▸ Requirements: Return all lines below containing the word "Olds".

▸ Records about charts and figures:
------------------------------------------------------------------------
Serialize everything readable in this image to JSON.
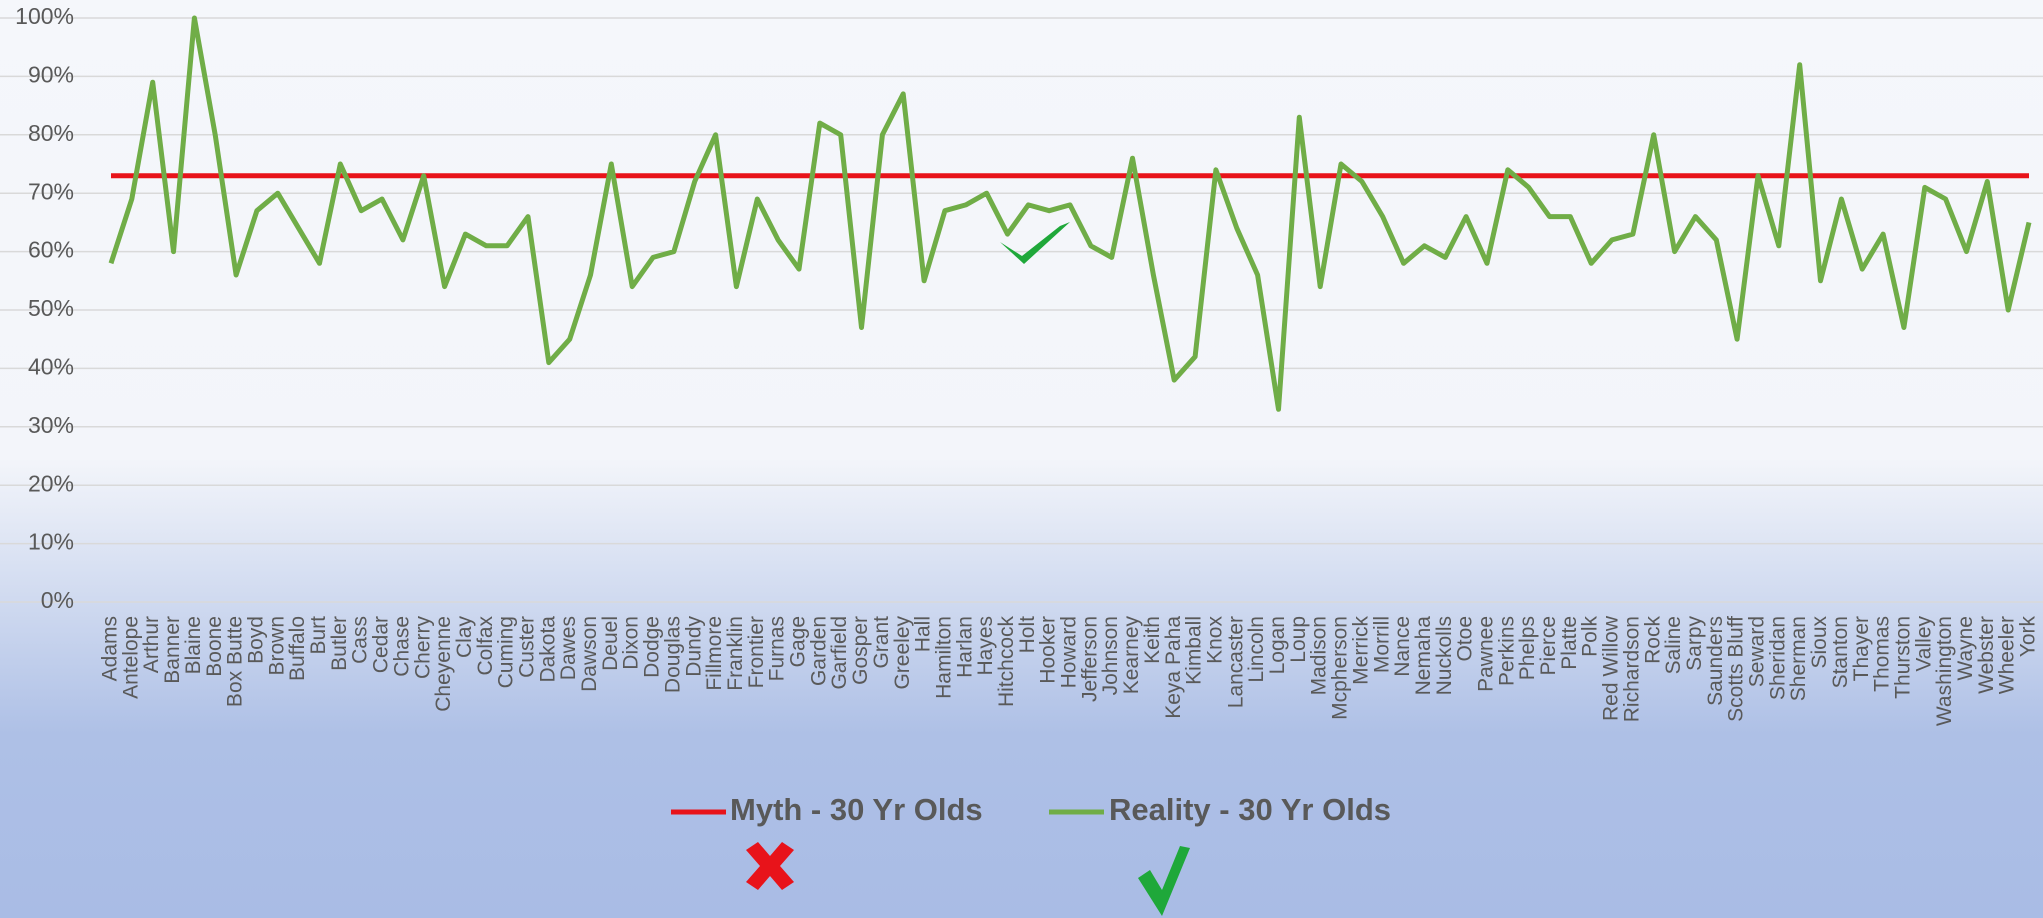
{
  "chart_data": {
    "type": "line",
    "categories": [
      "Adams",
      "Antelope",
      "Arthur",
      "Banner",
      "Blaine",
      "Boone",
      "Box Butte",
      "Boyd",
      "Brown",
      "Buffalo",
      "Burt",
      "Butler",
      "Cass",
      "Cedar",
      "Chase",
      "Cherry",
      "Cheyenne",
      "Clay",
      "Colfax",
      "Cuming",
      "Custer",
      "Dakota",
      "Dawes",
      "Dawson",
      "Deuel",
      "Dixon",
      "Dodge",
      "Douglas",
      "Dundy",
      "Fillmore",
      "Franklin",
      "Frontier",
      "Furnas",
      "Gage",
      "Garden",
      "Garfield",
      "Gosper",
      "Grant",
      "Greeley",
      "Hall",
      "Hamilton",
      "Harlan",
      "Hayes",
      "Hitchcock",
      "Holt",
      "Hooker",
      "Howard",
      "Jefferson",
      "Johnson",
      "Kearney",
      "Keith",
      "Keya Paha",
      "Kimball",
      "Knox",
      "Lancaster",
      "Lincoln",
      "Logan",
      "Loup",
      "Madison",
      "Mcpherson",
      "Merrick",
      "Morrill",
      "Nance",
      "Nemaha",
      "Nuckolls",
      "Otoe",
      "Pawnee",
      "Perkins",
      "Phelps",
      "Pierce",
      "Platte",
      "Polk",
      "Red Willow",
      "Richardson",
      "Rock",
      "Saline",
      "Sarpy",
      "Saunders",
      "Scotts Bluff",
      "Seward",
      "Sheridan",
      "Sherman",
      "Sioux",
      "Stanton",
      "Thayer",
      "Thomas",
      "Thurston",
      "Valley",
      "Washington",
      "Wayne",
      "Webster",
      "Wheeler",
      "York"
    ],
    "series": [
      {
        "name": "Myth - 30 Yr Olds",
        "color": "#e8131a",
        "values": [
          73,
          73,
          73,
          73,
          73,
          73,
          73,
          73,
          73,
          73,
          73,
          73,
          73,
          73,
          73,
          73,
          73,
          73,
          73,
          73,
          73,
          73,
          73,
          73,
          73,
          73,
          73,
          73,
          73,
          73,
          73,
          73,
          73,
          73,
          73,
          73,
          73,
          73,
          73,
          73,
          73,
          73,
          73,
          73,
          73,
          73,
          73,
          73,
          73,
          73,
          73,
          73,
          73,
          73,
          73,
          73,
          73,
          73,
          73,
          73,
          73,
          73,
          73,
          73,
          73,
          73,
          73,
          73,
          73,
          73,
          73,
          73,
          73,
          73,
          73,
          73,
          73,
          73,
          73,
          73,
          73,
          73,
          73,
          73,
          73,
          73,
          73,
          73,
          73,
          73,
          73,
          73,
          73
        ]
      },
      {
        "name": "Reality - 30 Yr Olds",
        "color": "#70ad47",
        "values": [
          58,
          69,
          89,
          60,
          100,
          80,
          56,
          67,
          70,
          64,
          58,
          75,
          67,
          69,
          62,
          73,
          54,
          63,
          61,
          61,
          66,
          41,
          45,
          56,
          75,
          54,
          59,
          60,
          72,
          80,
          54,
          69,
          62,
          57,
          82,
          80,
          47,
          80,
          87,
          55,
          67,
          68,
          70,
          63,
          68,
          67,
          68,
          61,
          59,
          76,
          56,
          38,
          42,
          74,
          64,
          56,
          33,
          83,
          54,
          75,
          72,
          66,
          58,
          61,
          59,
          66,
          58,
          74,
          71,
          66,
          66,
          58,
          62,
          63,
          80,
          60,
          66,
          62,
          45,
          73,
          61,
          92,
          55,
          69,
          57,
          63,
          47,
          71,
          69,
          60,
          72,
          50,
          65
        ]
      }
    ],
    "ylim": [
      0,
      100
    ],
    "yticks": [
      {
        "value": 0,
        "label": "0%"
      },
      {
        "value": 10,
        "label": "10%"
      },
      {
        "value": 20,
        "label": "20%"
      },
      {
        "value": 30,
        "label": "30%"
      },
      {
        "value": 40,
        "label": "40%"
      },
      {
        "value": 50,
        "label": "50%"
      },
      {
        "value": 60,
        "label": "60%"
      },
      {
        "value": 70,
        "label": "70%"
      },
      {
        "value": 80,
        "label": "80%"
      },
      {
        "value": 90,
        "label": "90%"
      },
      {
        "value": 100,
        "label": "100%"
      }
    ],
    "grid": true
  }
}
------------------------------------------------------------------------
▸ Answer for the task:
        "name": "Myth - 30 Yr Olds",
        "name": "Reality - 30 Yr Olds",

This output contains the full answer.